Output all of the records exactly as written.

**SUPPLIED MATERIAL:**
····················
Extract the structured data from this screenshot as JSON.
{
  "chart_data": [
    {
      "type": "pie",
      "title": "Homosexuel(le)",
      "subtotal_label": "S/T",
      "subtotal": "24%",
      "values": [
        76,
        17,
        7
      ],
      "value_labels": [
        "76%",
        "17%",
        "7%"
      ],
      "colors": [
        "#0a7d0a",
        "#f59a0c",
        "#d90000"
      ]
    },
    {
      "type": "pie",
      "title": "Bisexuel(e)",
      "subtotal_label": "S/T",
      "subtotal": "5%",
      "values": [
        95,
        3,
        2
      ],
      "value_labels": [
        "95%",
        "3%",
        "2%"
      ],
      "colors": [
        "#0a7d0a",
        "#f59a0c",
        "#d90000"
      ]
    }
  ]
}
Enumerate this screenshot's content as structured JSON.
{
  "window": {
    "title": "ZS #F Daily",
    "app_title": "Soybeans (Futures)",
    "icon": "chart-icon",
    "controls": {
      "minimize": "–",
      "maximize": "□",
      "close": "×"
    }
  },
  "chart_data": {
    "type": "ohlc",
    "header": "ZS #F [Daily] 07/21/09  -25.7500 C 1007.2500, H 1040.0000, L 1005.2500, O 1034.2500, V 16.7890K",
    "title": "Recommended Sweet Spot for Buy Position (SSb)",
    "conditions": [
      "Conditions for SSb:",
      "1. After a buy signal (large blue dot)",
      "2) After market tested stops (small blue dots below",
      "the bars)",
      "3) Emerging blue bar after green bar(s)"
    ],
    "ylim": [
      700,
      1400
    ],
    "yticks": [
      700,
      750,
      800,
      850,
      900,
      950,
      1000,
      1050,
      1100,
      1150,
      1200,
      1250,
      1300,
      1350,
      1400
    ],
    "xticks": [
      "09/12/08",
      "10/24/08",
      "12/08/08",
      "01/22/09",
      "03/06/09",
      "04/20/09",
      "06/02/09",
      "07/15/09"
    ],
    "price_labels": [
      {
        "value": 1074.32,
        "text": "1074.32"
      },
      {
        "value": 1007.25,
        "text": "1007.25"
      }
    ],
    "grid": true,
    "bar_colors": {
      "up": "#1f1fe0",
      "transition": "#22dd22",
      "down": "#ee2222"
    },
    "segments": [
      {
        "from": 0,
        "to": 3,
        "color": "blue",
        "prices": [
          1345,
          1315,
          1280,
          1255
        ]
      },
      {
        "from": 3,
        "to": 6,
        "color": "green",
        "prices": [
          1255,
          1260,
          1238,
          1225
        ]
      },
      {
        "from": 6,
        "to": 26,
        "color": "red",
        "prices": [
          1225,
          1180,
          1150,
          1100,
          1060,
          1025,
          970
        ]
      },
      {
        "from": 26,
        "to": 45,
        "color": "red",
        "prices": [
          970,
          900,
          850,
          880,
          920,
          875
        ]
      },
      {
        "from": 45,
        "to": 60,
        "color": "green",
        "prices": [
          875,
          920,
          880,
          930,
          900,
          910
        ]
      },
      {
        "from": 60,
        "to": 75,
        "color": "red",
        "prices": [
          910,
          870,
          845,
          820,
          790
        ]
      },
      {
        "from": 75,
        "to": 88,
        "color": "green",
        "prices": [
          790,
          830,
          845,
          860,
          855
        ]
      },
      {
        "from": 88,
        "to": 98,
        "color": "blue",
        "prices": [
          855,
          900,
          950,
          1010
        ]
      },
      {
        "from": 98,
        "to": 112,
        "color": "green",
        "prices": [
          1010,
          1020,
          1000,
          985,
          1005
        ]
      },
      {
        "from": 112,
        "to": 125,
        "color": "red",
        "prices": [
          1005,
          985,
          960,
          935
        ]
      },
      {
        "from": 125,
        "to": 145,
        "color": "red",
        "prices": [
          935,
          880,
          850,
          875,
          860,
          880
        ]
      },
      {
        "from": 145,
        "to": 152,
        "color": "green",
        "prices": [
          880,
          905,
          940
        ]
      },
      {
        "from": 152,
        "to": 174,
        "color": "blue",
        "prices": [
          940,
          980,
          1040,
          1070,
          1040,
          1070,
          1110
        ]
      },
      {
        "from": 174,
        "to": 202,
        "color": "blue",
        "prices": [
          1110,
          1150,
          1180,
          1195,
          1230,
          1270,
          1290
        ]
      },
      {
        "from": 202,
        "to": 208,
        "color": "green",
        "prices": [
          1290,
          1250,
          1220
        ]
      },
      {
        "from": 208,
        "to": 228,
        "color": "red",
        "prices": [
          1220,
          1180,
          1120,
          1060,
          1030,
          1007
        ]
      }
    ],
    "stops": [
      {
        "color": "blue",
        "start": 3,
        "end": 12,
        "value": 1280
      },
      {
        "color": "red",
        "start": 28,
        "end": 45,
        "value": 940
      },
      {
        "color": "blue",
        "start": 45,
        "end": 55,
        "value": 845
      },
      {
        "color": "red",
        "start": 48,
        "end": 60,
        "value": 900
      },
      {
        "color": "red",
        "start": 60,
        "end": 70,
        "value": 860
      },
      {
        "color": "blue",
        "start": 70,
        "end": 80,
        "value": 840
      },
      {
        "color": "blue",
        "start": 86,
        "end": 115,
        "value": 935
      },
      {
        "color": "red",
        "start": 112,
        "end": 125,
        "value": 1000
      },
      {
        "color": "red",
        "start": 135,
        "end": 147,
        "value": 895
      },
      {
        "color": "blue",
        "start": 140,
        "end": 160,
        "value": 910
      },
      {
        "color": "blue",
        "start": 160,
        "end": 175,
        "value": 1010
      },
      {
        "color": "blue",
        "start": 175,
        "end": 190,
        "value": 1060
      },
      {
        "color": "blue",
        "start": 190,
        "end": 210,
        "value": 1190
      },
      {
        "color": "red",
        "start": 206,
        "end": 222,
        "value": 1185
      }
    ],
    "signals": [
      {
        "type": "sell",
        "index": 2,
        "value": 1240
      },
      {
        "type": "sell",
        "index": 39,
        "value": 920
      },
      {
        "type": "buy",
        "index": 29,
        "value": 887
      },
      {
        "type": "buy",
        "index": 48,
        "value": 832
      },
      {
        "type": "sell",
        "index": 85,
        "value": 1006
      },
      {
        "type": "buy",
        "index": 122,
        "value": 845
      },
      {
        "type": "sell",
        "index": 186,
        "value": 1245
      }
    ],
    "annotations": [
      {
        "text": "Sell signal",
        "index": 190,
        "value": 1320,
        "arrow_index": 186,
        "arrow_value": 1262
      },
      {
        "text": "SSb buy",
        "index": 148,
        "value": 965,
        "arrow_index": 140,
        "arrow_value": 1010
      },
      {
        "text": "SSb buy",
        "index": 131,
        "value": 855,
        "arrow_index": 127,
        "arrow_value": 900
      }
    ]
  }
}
····················
**RESULT BELOW:**
Extract the structured data from this screenshot as JSON.
{
  "chart_data": [
    {
      "type": "pie",
      "title": "Homosexuel(le)",
      "subtotal_label": "S/T",
      "subtotal": "24%",
      "values": [
        76,
        17,
        7
      ],
      "value_labels": [
        "76%",
        "17%",
        "7%"
      ],
      "colors": [
        "#0a7d0a",
        "#f59a0c",
        "#d90000"
      ]
    },
    {
      "type": "pie",
      "title": "Bisexuel(e)",
      "subtotal_label": "S/T",
      "subtotal": "5%",
      "values": [
        95,
        3,
        2
      ],
      "value_labels": [
        "95%",
        "3%",
        "2%"
      ],
      "colors": [
        "#0a7d0a",
        "#f59a0c",
        "#d90000"
      ]
    }
  ]
}
Enumerate this screenshot's content as structured JSON.
{
  "window": {
    "title": "ZS #F Daily",
    "app_title": "Soybeans (Futures)",
    "icon": "chart-icon",
    "controls": {
      "minimize": "–",
      "maximize": "□",
      "close": "×"
    }
  },
  "chart_data": {
    "type": "ohlc",
    "header": "ZS #F [Daily] 07/21/09  -25.7500 C 1007.2500, H 1040.0000, L 1005.2500, O 1034.2500, V 16.7890K",
    "title": "Recommended Sweet Spot for Buy Position (SSb)",
    "conditions": [
      "Conditions for SSb:",
      "1. After a buy signal (large blue dot)",
      "2) After market tested stops (small blue dots below",
      "the bars)",
      "3) Emerging blue bar after green bar(s)"
    ],
    "ylim": [
      700,
      1400
    ],
    "yticks": [
      700,
      750,
      800,
      850,
      900,
      950,
      1000,
      1050,
      1100,
      1150,
      1200,
      1250,
      1300,
      1350,
      1400
    ],
    "xticks": [
      "09/12/08",
      "10/24/08",
      "12/08/08",
      "01/22/09",
      "03/06/09",
      "04/20/09",
      "06/02/09",
      "07/15/09"
    ],
    "price_labels": [
      {
        "value": 1074.32,
        "text": "1074.32"
      },
      {
        "value": 1007.25,
        "text": "1007.25"
      }
    ],
    "grid": true,
    "bar_colors": {
      "up": "#1f1fe0",
      "transition": "#22dd22",
      "down": "#ee2222"
    },
    "segments": [
      {
        "from": 0,
        "to": 3,
        "color": "blue",
        "prices": [
          1345,
          1315,
          1280,
          1255
        ]
      },
      {
        "from": 3,
        "to": 6,
        "color": "green",
        "prices": [
          1255,
          1260,
          1238,
          1225
        ]
      },
      {
        "from": 6,
        "to": 26,
        "color": "red",
        "prices": [
          1225,
          1180,
          1150,
          1100,
          1060,
          1025,
          970
        ]
      },
      {
        "from": 26,
        "to": 45,
        "color": "red",
        "prices": [
          970,
          900,
          850,
          880,
          920,
          875
        ]
      },
      {
        "from": 45,
        "to": 60,
        "color": "green",
        "prices": [
          875,
          920,
          880,
          930,
          900,
          910
        ]
      },
      {
        "from": 60,
        "to": 75,
        "color": "red",
        "prices": [
          910,
          870,
          845,
          820,
          790
        ]
      },
      {
        "from": 75,
        "to": 88,
        "color": "green",
        "prices": [
          790,
          830,
          845,
          860,
          855
        ]
      },
      {
        "from": 88,
        "to": 98,
        "color": "blue",
        "prices": [
          855,
          900,
          950,
          1010
        ]
      },
      {
        "from": 98,
        "to": 112,
        "color": "green",
        "prices": [
          1010,
          1020,
          1000,
          985,
          1005
        ]
      },
      {
        "from": 112,
        "to": 125,
        "color": "red",
        "prices": [
          1005,
          985,
          960,
          935
        ]
      },
      {
        "from": 125,
        "to": 145,
        "color": "red",
        "prices": [
          935,
          880,
          850,
          875,
          860,
          880
        ]
      },
      {
        "from": 145,
        "to": 152,
        "color": "green",
        "prices": [
          880,
          905,
          940
        ]
      },
      {
        "from": 152,
        "to": 174,
        "color": "blue",
        "prices": [
          940,
          980,
          1040,
          1070,
          1040,
          1070,
          1110
        ]
      },
      {
        "from": 174,
        "to": 202,
        "color": "blue",
        "prices": [
          1110,
          1150,
          1180,
          1195,
          1230,
          1270,
          1290
        ]
      },
      {
        "from": 202,
        "to": 208,
        "color": "green",
        "prices": [
          1290,
          1250,
          1220
        ]
      },
      {
        "from": 208,
        "to": 228,
        "color": "red",
        "prices": [
          1220,
          1180,
          1120,
          1060,
          1030,
          1007
        ]
      }
    ],
    "stops": [
      {
        "color": "blue",
        "start": 3,
        "end": 12,
        "value": 1280
      },
      {
        "color": "red",
        "start": 28,
        "end": 45,
        "value": 940
      },
      {
        "color": "blue",
        "start": 45,
        "end": 55,
        "value": 845
      },
      {
        "color": "red",
        "start": 48,
        "end": 60,
        "value": 900
      },
      {
        "color": "red",
        "start": 60,
        "end": 70,
        "value": 860
      },
      {
        "color": "blue",
        "start": 70,
        "end": 80,
        "value": 840
      },
      {
        "color": "blue",
        "start": 86,
        "end": 115,
        "value": 935
      },
      {
        "color": "red",
        "start": 112,
        "end": 125,
        "value": 1000
      },
      {
        "color": "red",
        "start": 135,
        "end": 147,
        "value": 895
      },
      {
        "color": "blue",
        "start": 140,
        "end": 160,
        "value": 910
      },
      {
        "color": "blue",
        "start": 160,
        "end": 175,
        "value": 1010
      },
      {
        "color": "blue",
        "start": 175,
        "end": 190,
        "value": 1060
      },
      {
        "color": "blue",
        "start": 190,
        "end": 210,
        "value": 1190
      },
      {
        "color": "red",
        "start": 206,
        "end": 222,
        "value": 1185
      }
    ],
    "signals": [
      {
        "type": "sell",
        "index": 2,
        "value": 1240
      },
      {
        "type": "sell",
        "index": 39,
        "value": 920
      },
      {
        "type": "buy",
        "index": 29,
        "value": 887
      },
      {
        "type": "buy",
        "index": 48,
        "value": 832
      },
      {
        "type": "sell",
        "index": 85,
        "value": 1006
      },
      {
        "type": "buy",
        "index": 122,
        "value": 845
      },
      {
        "type": "sell",
        "index": 186,
        "value": 1245
      }
    ],
    "annotations": [
      {
        "text": "Sell signal",
        "index": 190,
        "value": 1320,
        "arrow_index": 186,
        "arrow_value": 1262
      },
      {
        "text": "SSb buy",
        "index": 148,
        "value": 965,
        "arrow_index": 140,
        "arrow_value": 1010
      },
      {
        "text": "SSb buy",
        "index": 131,
        "value": 855,
        "arrow_index": 127,
        "arrow_value": 900
      }
    ]
  }
}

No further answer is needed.